-- start of GIVEN RECORDS --
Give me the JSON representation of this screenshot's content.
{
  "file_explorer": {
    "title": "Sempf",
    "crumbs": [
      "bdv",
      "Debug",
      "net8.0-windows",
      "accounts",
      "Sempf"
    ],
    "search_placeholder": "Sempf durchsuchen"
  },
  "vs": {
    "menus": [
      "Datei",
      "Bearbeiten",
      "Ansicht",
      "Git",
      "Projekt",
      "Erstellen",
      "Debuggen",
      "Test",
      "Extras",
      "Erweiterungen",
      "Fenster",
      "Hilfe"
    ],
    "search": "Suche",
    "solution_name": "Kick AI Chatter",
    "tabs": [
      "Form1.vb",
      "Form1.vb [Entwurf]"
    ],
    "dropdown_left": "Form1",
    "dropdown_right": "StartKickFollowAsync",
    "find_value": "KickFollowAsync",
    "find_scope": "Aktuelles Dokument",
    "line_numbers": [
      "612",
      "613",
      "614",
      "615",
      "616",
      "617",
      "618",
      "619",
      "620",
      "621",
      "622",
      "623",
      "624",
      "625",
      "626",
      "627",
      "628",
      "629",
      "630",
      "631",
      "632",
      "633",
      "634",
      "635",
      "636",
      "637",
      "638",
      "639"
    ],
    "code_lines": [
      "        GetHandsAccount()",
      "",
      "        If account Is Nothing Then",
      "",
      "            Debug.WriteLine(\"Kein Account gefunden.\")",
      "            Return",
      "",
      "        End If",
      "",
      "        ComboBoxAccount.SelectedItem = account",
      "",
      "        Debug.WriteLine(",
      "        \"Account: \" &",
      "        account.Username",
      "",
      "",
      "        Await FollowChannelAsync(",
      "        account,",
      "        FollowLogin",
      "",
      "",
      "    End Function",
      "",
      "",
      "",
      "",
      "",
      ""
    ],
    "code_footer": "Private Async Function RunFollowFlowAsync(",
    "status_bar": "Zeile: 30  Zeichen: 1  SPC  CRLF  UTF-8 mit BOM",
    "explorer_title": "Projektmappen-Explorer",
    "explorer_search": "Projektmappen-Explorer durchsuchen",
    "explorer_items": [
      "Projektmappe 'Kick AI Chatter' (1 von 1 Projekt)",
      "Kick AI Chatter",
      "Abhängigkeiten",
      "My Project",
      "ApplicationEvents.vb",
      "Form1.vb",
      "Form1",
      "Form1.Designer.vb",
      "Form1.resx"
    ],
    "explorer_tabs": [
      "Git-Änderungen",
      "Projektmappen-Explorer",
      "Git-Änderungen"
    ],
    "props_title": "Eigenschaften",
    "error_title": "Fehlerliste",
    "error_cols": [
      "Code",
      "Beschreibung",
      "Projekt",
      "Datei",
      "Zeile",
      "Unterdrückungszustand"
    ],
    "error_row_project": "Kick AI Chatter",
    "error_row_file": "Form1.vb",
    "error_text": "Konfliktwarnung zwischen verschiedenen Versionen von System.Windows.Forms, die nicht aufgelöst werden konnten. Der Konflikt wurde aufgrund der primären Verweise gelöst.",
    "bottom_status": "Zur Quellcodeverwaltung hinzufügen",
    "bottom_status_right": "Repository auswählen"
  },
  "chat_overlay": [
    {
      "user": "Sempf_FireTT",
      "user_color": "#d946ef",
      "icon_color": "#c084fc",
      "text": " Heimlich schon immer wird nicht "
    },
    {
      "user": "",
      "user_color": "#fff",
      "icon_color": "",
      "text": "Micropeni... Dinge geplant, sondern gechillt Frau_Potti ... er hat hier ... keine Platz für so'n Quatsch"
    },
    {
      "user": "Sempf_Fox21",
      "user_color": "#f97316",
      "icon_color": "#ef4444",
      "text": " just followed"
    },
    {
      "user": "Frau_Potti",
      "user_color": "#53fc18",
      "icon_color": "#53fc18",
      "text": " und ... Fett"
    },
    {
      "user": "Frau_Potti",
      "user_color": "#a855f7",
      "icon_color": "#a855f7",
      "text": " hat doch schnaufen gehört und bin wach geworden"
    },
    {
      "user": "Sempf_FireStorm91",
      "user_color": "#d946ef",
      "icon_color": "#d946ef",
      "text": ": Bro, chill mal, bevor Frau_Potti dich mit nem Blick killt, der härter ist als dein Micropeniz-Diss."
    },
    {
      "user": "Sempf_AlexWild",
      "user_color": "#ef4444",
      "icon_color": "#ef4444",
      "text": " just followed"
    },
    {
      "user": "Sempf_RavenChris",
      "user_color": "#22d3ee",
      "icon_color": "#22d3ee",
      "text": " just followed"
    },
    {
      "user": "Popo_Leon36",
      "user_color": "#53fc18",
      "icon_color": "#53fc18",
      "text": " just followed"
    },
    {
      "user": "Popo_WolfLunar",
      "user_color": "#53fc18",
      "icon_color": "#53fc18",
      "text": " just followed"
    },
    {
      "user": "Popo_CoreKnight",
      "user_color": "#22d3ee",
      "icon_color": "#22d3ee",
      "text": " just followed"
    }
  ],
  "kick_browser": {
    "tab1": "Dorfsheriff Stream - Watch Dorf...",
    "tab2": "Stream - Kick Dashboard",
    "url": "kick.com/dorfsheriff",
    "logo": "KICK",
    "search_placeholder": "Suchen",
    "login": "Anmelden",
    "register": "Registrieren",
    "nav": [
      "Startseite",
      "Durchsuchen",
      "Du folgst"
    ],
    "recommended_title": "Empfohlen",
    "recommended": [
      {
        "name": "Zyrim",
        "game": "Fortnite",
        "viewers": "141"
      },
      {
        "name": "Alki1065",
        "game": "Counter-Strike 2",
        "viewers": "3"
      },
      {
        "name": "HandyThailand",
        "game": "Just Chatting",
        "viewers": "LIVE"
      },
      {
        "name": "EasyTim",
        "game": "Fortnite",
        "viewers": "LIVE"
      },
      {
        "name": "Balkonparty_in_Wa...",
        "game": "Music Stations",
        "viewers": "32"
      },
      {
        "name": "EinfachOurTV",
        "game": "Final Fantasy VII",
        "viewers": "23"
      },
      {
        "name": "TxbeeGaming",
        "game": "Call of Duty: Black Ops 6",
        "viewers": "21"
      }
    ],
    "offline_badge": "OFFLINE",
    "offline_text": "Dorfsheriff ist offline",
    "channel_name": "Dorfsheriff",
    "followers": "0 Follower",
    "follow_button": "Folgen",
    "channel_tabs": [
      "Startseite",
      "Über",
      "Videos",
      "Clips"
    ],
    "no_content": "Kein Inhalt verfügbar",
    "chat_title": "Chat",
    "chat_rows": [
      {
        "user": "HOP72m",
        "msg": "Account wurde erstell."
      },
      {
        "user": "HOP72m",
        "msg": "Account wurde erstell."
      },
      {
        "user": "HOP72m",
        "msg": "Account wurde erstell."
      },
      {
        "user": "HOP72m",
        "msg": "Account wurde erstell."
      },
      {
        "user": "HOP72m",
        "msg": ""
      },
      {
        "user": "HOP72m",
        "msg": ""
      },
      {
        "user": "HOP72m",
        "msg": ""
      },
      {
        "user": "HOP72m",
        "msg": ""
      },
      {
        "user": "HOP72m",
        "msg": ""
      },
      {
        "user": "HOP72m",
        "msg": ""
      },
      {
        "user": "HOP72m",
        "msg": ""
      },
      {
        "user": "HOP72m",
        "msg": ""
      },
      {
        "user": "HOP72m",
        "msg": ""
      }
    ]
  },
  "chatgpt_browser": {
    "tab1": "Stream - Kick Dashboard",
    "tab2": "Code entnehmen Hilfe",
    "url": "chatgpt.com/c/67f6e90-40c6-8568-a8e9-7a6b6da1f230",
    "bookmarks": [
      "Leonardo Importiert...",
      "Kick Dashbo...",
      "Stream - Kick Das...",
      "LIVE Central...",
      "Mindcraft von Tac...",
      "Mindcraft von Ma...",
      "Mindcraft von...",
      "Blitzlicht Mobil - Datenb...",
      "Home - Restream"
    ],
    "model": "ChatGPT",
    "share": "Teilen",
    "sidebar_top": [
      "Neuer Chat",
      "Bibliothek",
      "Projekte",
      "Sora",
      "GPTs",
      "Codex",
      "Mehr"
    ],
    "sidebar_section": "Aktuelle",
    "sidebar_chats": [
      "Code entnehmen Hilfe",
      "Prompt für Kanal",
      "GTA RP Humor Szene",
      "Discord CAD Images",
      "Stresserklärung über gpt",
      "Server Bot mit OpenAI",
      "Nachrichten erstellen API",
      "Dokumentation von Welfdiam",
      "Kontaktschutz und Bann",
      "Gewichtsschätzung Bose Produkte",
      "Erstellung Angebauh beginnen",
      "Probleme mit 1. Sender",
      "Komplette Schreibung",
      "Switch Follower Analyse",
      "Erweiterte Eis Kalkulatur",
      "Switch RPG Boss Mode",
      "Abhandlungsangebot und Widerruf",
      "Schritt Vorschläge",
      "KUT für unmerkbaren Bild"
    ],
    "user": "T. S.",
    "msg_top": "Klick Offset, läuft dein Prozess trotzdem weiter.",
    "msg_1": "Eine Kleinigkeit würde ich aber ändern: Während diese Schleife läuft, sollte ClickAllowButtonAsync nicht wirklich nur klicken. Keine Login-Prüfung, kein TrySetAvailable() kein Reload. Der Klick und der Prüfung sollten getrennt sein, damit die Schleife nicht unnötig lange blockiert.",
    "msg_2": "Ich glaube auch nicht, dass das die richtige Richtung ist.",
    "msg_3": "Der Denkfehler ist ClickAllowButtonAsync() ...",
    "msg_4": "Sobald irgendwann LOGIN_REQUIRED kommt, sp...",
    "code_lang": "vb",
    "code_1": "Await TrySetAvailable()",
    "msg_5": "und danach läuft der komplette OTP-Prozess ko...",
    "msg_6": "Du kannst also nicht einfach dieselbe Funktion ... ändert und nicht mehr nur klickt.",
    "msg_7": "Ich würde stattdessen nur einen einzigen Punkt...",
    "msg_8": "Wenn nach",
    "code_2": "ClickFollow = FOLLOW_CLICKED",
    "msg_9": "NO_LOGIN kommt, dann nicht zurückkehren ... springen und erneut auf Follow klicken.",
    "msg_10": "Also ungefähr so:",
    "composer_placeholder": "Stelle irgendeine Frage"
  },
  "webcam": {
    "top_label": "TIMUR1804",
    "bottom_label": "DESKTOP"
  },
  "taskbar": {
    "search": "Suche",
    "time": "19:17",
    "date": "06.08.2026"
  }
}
-- end of GIVEN RECORDS --
— WHAT YOU SHOULD DO —
In the records above, find each line with the word "Hilfe" and copy it.

— WORKED ANSWER —
      "Hilfe"
    "tab2": "Code entnehmen Hilfe",
      "Code entnehmen Hilfe",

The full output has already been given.